• [Do this]:
Every record below should be written out exactly; pictures stay out.
▬▬▬
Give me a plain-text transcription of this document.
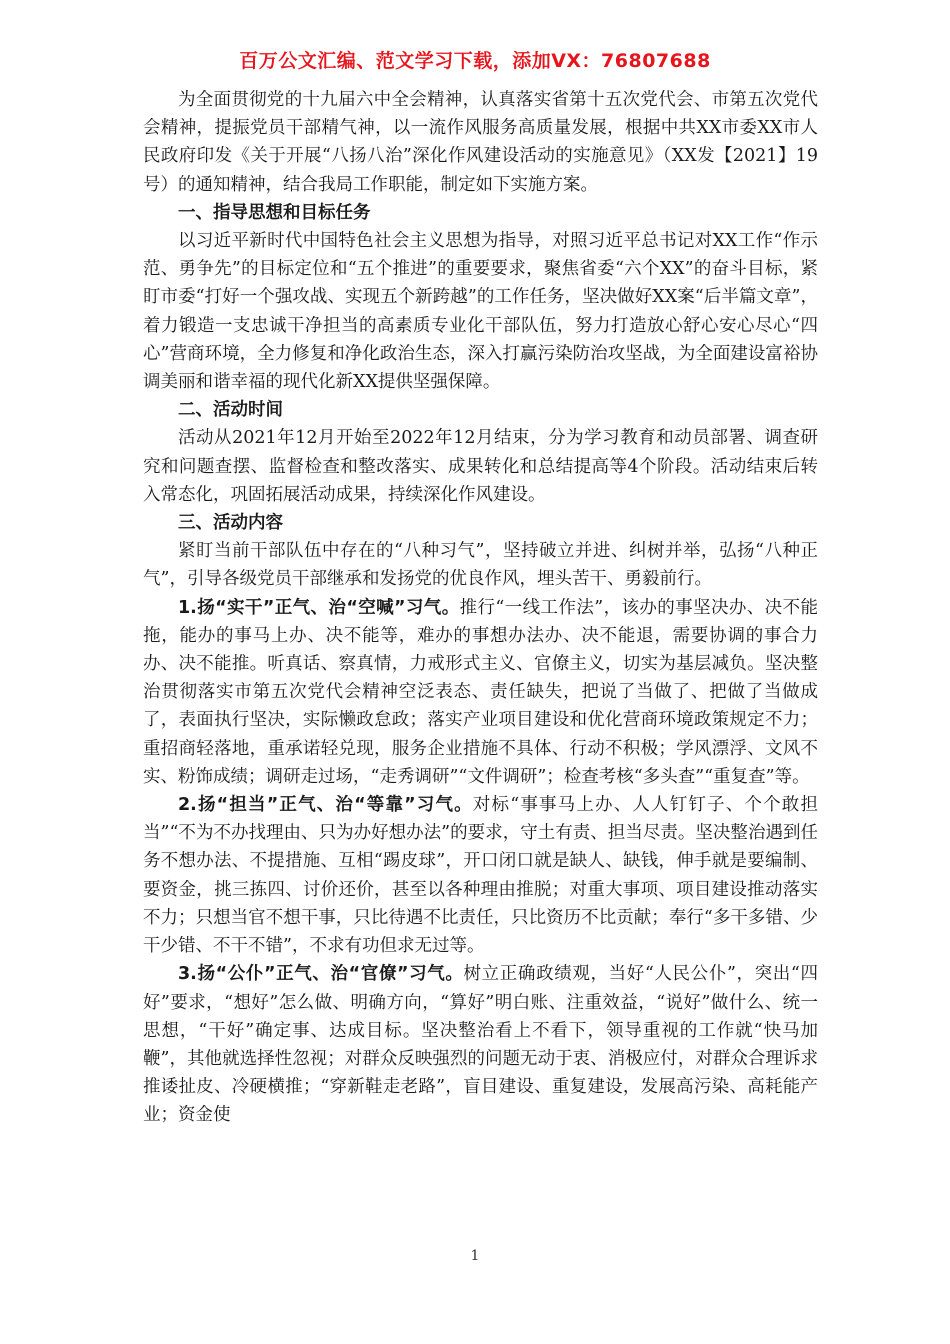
百万公文汇编、范文学习下载，添加VX：76807688

为全面贯彻党的十九届六中全会精神，认真落实省第十五次党代会、市第五次党代会精神，提振党员干部精气神，以一流作风服务高质量发展，根据中共XX市委XX市人民政府印发《关于开展“八扬八治”深化作风建设活动的实施意见》（XX发【2021】19号）的通知精神，结合我局工作职能，制定如下实施方案。

一、指导思想和目标任务

以习近平新时代中国特色社会主义思想为指导，对照习近平总书记对XX工作“作示范、勇争先”的目标定位和“五个推进”的重要要求，聚焦省委“六个XX”的奋斗目标，紧盯市委“打好一个强攻战、实现五个新跨越”的工作任务，坚决做好XX案“后半篇文章”，着力锻造一支忠诚干净担当的高素质专业化干部队伍，努力打造放心舒心安心尽心“四心”营商环境，全力修复和净化政治生态，深入打赢污染防治攻坚战，为全面建设富裕协调美丽和谐幸福的现代化新XX提供坚强保障。

二、活动时间

活动从2021年12月开始至2022年12月结束，分为学习教育和动员部署、调查研究和问题查摆、监督检查和整改落实、成果转化和总结提高等4个阶段。活动结束后转入常态化，巩固拓展活动成果，持续深化作风建设。

三、活动内容

紧盯当前干部队伍中存在的“八种习气”，坚持破立并进、纠树并举，弘扬“八种正气”，引导各级党员干部继承和发扬党的优良作风，埋头苦干、勇毅前行。

1.扬“实干”正气、治“空喊”习气。推行“一线工作法”，该办的事坚决办、决不能拖，能办的事马上办、决不能等，难办的事想办法办、决不能退，需要协调的事合力办、决不能推。听真话、察真情，力戒形式主义、官僚主义，切实为基层减负。坚决整治贯彻落实市第五次党代会精神空泛表态、责任缺失，把说了当做了、把做了当做成了，表面执行坚决，实际懒政怠政；落实产业项目建设和优化营商环境政策规定不力；重招商轻落地，重承诺轻兑现，服务企业措施不具体、行动不积极；学风漂浮、文风不实、粉饰成绩；调研走过场，“走秀调研”“文件调研”；检查考核“多头查”“重复查”等。

2.扬“担当”正气、治“等靠”习气。对标“事事马上办、人人钉钉子、个个敢担当”“不为不办找理由、只为办好想办法”的要求，守土有责、担当尽责。坚决整治遇到任务不想办法、不提措施、互相“踢皮球”，开口闭口就是缺人、缺钱，伸手就是要编制、要资金，挑三拣四、讨价还价，甚至以各种理由推脱；对重大事项、项目建设推动落实不力；只想当官不想干事，只比待遇不比责任，只比资历不比贡献；奉行“多干多错、少干少错、不干不错”，不求有功但求无过等。

3.扬“公仆”正气、治“官僚”习气。树立正确政绩观，当好“人民公仆”，突出“四好”要求，“想好”怎么做、明确方向，“算好”明白账、注重效益，“说好”做什么、统一思想，“干好”确定事、达成目标。坚决整治看上不看下，领导重视的工作就“快马加鞭”，其他就选择性忽视；对群众反映强烈的问题无动于衷、消极应付，对群众合理诉求推诿扯皮、冷硬横推；“穿新鞋走老路”，盲目建设、重复建设，发展高污染、高耗能产业；资金使

1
▬▬▬
• [Full response]:
Give me a plain-text transcription of this document.
百万公文汇编、范文学习下载，添加VX：76807688

为全面贯彻党的十九届六中全会精神，认真落实省第十五次党代会、市第五次党代会精神，提振党员干部精气神，以一流作风服务高质量发展，根据中共XX市委XX市人民政府印发《关于开展“八扬八治”深化作风建设活动的实施意见》（XX发【2021】19号）的通知精神，结合我局工作职能，制定如下实施方案。

一、指导思想和目标任务

以习近平新时代中国特色社会主义思想为指导，对照习近平总书记对XX工作“作示范、勇争先”的目标定位和“五个推进”的重要要求，聚焦省委“六个XX”的奋斗目标，紧盯市委“打好一个强攻战、实现五个新跨越”的工作任务，坚决做好XX案“后半篇文章”，着力锻造一支忠诚干净担当的高素质专业化干部队伍，努力打造放心舒心安心尽心“四心”营商环境，全力修复和净化政治生态，深入打赢污染防治攻坚战，为全面建设富裕协调美丽和谐幸福的现代化新XX提供坚强保障。

二、活动时间

活动从2021年12月开始至2022年12月结束，分为学习教育和动员部署、调查研究和问题查摆、监督检查和整改落实、成果转化和总结提高等4个阶段。活动结束后转入常态化，巩固拓展活动成果，持续深化作风建设。

三、活动内容

紧盯当前干部队伍中存在的“八种习气”，坚持破立并进、纠树并举，弘扬“八种正气”，引导各级党员干部继承和发扬党的优良作风，埋头苦干、勇毅前行。

1.扬“实干”正气、治“空喊”习气。推行“一线工作法”，该办的事坚决办、决不能拖，能办的事马上办、决不能等，难办的事想办法办、决不能退，需要协调的事合力办、决不能推。听真话、察真情，力戒形式主义、官僚主义，切实为基层减负。坚决整治贯彻落实市第五次党代会精神空泛表态、责任缺失，把说了当做了、把做了当做成了，表面执行坚决，实际懒政怠政；落实产业项目建设和优化营商环境政策规定不力；重招商轻落地，重承诺轻兑现，服务企业措施不具体、行动不积极；学风漂浮、文风不实、粉饰成绩；调研走过场，“走秀调研”“文件调研”；检查考核“多头查”“重复查”等。

2.扬“担当”正气、治“等靠”习气。对标“事事马上办、人人钉钉子、个个敢担当”“不为不办找理由、只为办好想办法”的要求，守土有责、担当尽责。坚决整治遇到任务不想办法、不提措施、互相“踢皮球”，开口闭口就是缺人、缺钱，伸手就是要编制、要资金，挑三拣四、讨价还价，甚至以各种理由推脱；对重大事项、项目建设推动落实不力；只想当官不想干事，只比待遇不比责任，只比资历不比贡献；奉行“多干多错、少干少错、不干不错”，不求有功但求无过等。

3.扬“公仆”正气、治“官僚”习气。树立正确政绩观，当好“人民公仆”，突出“四好”要求，“想好”怎么做、明确方向，“算好”明白账、注重效益，“说好”做什么、统一思想，“干好”确定事、达成目标。坚决整治看上不看下，领导重视的工作就“快马加鞭”，其他就选择性忽视；对群众反映强烈的问题无动于衷、消极应付，对群众合理诉求推诿扯皮、冷硬横推；“穿新鞋走老路”，盲目建设、重复建设，发展高污染、高耗能产业；资金使

1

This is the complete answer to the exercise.